* [Your goal] Look through the material below. Copy every line with the string "text" in it.

((

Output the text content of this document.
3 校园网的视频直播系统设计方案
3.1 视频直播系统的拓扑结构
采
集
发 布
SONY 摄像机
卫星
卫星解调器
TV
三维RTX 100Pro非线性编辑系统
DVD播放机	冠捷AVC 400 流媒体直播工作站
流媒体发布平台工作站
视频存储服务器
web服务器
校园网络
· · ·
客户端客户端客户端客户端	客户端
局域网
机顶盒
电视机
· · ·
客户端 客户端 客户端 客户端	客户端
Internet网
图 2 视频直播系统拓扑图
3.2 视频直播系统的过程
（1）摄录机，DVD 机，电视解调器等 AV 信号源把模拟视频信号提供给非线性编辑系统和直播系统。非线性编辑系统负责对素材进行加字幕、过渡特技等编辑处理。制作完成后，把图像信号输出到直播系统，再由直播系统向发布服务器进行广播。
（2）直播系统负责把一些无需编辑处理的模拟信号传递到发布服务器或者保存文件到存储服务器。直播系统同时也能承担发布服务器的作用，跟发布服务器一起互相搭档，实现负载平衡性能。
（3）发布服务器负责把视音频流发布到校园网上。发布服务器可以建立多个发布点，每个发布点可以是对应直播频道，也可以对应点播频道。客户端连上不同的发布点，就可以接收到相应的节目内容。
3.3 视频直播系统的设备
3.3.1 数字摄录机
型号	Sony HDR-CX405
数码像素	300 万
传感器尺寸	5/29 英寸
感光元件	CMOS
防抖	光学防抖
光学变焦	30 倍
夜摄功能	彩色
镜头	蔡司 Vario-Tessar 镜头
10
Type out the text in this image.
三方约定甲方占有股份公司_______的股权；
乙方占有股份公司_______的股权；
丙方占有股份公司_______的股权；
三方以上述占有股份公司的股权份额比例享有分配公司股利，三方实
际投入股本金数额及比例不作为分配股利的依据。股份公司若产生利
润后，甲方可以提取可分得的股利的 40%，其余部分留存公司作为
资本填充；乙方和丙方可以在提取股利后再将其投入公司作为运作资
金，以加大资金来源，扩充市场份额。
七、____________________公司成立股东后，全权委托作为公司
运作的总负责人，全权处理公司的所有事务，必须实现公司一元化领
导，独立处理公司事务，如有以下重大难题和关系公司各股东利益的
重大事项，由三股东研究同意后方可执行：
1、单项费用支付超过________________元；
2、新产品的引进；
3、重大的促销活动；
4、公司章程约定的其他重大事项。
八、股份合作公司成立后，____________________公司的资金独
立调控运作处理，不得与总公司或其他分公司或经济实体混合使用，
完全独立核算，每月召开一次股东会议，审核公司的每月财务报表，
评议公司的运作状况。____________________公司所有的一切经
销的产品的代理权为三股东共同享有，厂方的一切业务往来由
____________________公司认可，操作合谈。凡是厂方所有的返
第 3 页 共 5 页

))

* [Output for this task]
Output the text content of this document.
Type out the text in this image.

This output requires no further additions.